[start]
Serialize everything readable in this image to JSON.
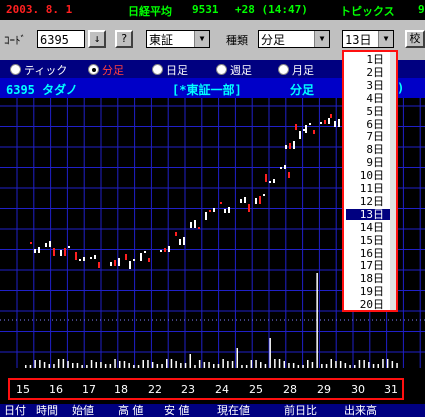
{
  "topbar": {
    "date": "2003. 8. 1",
    "index_label": "日経平均",
    "index_value": "9531",
    "index_change": "+28 (14:47)",
    "topics": "トピックス",
    "topics_value": "9"
  },
  "controls": {
    "code_label": "ｺｰﾄﾞ",
    "code_value": "6395",
    "down_arrow": "↓",
    "help": "?",
    "market_value": "東証",
    "type_label": "種類",
    "type_value": "分足",
    "days_value": "13日",
    "extra_button": "校"
  },
  "periods": [
    {
      "label": "ティック",
      "selected": false
    },
    {
      "label": "分足",
      "selected": true
    },
    {
      "label": "日足",
      "selected": false
    },
    {
      "label": "週足",
      "selected": false
    },
    {
      "label": "月足",
      "selected": false
    }
  ],
  "stock": {
    "code_name": "6395 タダノ",
    "market": "[*東証一部]",
    "type": "分足",
    "tail": ")"
  },
  "days_dropdown": {
    "items": [
      "1日",
      "2日",
      "3日",
      "4日",
      "5日",
      "6日",
      "7日",
      "8日",
      "9日",
      "10日",
      "11日",
      "12日",
      "13日",
      "14日",
      "15日",
      "16日",
      "17日",
      "18日",
      "19日",
      "20日"
    ],
    "selected": "13日"
  },
  "day_axis": [
    "15",
    "16",
    "17",
    "18",
    "22",
    "23",
    "24",
    "25",
    "28",
    "29",
    "30",
    "31"
  ],
  "columns": [
    "日付",
    "時間",
    "始値",
    "高 値",
    "安 値",
    "現在値",
    "前日比",
    "出来高"
  ],
  "colors": {
    "grid": "#2020c8",
    "candle_up": "#ffffff",
    "candle_down": "#ff2020",
    "volume": "#ffffff",
    "highlight": "#ff1010"
  }
}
[end]
WRITTEN TASK -> Omit pictures; set down the rest of the material word for word.

OUTPUT OF THE TASK ->
Serialize everything readable in this image to JSON.
{
  "topbar": {
    "date": "2003. 8. 1",
    "index_label": "日経平均",
    "index_value": "9531",
    "index_change": "+28 (14:47)",
    "topics": "トピックス",
    "topics_value": "9"
  },
  "controls": {
    "code_label": "ｺｰﾄﾞ",
    "code_value": "6395",
    "down_arrow": "↓",
    "help": "?",
    "market_value": "東証",
    "type_label": "種類",
    "type_value": "分足",
    "days_value": "13日",
    "extra_button": "校"
  },
  "periods": [
    {
      "label": "ティック",
      "selected": false
    },
    {
      "label": "分足",
      "selected": true
    },
    {
      "label": "日足",
      "selected": false
    },
    {
      "label": "週足",
      "selected": false
    },
    {
      "label": "月足",
      "selected": false
    }
  ],
  "stock": {
    "code_name": "6395 タダノ",
    "market": "[*東証一部]",
    "type": "分足",
    "tail": ")"
  },
  "days_dropdown": {
    "items": [
      "1日",
      "2日",
      "3日",
      "4日",
      "5日",
      "6日",
      "7日",
      "8日",
      "9日",
      "10日",
      "11日",
      "12日",
      "13日",
      "14日",
      "15日",
      "16日",
      "17日",
      "18日",
      "19日",
      "20日"
    ],
    "selected": "13日"
  },
  "day_axis": [
    "15",
    "16",
    "17",
    "18",
    "22",
    "23",
    "24",
    "25",
    "28",
    "29",
    "30",
    "31"
  ],
  "columns": [
    "日付",
    "時間",
    "始値",
    "高 値",
    "安 値",
    "現在値",
    "前日比",
    "出来高"
  ],
  "colors": {
    "grid": "#2020c8",
    "candle_up": "#ffffff",
    "candle_down": "#ff2020",
    "volume": "#ffffff",
    "highlight": "#ff1010"
  }
}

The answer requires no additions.